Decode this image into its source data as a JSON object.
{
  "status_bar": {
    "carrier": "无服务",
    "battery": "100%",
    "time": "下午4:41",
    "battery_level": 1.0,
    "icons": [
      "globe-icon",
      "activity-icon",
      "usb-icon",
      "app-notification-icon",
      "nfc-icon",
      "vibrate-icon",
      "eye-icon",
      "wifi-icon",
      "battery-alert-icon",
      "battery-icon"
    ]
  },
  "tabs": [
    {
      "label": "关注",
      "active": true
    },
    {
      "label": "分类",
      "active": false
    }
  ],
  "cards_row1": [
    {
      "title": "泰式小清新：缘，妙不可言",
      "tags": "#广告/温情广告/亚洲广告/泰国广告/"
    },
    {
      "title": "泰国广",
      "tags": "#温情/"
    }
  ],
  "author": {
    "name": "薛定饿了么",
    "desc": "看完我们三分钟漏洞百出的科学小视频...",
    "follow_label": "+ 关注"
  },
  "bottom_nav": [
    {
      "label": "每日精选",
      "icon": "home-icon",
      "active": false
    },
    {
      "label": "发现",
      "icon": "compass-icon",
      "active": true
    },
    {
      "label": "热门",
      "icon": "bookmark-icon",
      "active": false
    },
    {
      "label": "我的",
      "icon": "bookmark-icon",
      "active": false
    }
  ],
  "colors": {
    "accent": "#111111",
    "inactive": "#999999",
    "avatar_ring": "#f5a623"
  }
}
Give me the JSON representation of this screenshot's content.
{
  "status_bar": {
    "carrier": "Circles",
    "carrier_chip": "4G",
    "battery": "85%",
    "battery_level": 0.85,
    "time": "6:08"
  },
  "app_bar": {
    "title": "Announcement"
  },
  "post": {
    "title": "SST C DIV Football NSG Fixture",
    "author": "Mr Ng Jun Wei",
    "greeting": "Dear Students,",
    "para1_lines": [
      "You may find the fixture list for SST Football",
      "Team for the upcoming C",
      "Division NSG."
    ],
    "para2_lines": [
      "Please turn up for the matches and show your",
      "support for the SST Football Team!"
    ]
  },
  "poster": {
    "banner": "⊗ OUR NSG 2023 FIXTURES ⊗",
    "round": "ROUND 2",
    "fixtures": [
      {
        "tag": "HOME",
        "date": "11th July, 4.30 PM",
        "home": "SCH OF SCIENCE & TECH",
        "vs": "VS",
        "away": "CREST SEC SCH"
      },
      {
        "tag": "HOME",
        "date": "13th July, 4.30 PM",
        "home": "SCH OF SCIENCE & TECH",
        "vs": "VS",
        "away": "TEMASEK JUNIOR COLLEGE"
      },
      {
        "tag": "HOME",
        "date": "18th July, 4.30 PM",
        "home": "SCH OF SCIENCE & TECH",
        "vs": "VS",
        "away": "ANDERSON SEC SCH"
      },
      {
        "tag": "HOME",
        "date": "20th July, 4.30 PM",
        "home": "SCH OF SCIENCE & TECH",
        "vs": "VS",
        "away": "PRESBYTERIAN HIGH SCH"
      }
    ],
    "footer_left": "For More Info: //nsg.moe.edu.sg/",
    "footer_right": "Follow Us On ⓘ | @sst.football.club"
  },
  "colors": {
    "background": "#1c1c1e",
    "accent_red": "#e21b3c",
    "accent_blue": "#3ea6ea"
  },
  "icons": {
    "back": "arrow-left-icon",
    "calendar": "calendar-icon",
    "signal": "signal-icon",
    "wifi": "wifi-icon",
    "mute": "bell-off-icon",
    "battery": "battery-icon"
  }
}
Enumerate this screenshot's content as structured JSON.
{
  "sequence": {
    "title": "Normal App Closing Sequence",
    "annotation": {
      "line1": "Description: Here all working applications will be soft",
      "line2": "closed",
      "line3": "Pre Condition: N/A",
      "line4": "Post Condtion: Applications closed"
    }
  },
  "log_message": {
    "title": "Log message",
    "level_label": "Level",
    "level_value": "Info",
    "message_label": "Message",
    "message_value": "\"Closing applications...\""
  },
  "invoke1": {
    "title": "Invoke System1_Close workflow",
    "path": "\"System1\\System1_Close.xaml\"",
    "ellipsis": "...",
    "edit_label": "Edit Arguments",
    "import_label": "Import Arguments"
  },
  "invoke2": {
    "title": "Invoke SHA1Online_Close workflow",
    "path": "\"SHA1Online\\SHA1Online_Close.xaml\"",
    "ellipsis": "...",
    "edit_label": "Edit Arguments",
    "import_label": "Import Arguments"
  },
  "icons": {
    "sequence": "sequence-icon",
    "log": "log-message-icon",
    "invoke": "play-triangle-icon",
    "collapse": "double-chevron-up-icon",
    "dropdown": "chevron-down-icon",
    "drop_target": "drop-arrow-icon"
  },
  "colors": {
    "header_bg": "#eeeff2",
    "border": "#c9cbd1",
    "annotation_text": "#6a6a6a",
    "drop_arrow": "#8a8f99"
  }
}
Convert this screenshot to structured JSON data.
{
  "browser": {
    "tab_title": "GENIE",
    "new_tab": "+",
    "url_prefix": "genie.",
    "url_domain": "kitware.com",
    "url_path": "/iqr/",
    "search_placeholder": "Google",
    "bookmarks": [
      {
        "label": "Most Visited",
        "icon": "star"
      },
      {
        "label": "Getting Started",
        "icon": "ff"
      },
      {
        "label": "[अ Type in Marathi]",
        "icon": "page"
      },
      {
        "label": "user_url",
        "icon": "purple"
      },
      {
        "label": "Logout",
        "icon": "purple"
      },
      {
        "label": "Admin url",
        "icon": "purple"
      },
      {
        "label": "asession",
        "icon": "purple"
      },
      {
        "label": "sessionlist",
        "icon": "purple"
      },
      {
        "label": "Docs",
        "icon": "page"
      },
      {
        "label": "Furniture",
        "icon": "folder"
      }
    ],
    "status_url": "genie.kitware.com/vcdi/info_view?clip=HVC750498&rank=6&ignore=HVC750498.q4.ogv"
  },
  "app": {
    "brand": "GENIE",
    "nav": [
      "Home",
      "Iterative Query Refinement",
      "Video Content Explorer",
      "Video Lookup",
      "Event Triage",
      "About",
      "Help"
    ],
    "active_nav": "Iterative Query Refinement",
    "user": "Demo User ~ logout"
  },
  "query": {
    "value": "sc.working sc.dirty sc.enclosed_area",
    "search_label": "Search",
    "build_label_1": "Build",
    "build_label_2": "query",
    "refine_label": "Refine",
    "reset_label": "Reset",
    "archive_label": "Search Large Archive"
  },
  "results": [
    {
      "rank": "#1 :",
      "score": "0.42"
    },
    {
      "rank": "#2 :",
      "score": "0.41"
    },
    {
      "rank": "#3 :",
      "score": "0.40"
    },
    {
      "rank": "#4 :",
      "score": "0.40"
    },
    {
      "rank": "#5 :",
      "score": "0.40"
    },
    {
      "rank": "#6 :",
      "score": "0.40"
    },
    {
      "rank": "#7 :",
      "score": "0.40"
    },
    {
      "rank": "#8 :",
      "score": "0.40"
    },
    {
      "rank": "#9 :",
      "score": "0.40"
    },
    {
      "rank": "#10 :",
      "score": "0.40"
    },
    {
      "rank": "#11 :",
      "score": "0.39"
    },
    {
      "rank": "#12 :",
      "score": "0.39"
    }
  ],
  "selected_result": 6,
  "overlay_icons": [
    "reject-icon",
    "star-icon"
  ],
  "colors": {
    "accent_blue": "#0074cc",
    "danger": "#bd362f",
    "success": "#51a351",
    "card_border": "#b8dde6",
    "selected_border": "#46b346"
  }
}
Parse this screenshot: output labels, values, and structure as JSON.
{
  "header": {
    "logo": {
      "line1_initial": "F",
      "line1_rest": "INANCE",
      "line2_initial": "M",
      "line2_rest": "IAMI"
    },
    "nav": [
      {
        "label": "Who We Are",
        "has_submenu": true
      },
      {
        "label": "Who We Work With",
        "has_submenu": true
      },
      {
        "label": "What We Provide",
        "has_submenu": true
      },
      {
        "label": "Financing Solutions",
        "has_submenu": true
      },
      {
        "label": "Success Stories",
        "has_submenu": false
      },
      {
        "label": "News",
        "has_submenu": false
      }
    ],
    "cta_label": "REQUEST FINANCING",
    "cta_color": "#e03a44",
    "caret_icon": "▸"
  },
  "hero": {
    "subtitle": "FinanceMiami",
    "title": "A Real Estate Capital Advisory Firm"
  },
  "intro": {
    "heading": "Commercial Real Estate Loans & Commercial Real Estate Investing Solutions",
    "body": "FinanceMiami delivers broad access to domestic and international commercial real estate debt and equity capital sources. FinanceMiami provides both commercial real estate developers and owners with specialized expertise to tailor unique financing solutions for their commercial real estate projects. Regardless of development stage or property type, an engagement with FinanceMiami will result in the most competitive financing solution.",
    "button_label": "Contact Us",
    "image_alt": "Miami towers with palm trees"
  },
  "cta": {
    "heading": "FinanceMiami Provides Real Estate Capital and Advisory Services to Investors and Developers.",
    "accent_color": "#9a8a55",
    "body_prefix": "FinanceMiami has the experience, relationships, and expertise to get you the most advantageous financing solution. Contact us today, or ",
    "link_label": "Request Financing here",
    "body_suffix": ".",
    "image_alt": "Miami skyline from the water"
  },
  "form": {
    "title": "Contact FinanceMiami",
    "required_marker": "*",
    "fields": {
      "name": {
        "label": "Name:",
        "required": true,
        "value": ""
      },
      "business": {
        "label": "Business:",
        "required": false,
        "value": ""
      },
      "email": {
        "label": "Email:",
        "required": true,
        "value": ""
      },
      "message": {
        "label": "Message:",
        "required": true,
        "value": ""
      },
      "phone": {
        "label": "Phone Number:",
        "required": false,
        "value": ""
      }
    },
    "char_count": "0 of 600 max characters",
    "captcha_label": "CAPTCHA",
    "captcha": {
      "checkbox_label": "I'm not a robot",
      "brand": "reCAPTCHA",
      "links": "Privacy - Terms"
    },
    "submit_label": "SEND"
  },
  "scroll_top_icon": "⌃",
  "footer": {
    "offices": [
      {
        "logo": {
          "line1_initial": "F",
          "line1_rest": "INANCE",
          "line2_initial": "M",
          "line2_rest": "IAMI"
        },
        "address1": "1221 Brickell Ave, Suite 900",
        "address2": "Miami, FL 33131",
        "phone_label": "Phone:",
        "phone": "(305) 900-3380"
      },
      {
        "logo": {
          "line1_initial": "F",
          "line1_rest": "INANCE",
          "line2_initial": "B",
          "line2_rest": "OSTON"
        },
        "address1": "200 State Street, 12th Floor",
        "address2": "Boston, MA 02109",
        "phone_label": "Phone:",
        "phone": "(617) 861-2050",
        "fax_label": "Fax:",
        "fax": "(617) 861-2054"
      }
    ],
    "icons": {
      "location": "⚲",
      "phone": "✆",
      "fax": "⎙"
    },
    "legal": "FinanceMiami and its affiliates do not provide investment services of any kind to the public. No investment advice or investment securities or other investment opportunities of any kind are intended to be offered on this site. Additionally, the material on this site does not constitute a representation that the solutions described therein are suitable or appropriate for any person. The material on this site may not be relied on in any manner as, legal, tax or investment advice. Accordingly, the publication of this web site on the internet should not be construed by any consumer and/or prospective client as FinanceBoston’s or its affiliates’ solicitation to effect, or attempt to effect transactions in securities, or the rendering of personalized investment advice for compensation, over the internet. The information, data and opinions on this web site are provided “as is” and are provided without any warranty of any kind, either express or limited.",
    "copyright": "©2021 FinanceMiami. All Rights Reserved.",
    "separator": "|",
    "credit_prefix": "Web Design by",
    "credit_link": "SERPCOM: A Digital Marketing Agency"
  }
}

_ _ _ _ _ _ _

* **Aim**
Which lines hold the word "Team"? Copy every one of them.

* **Finished answer**
      "Team for the upcoming C",
      "support for the SST Football Team!"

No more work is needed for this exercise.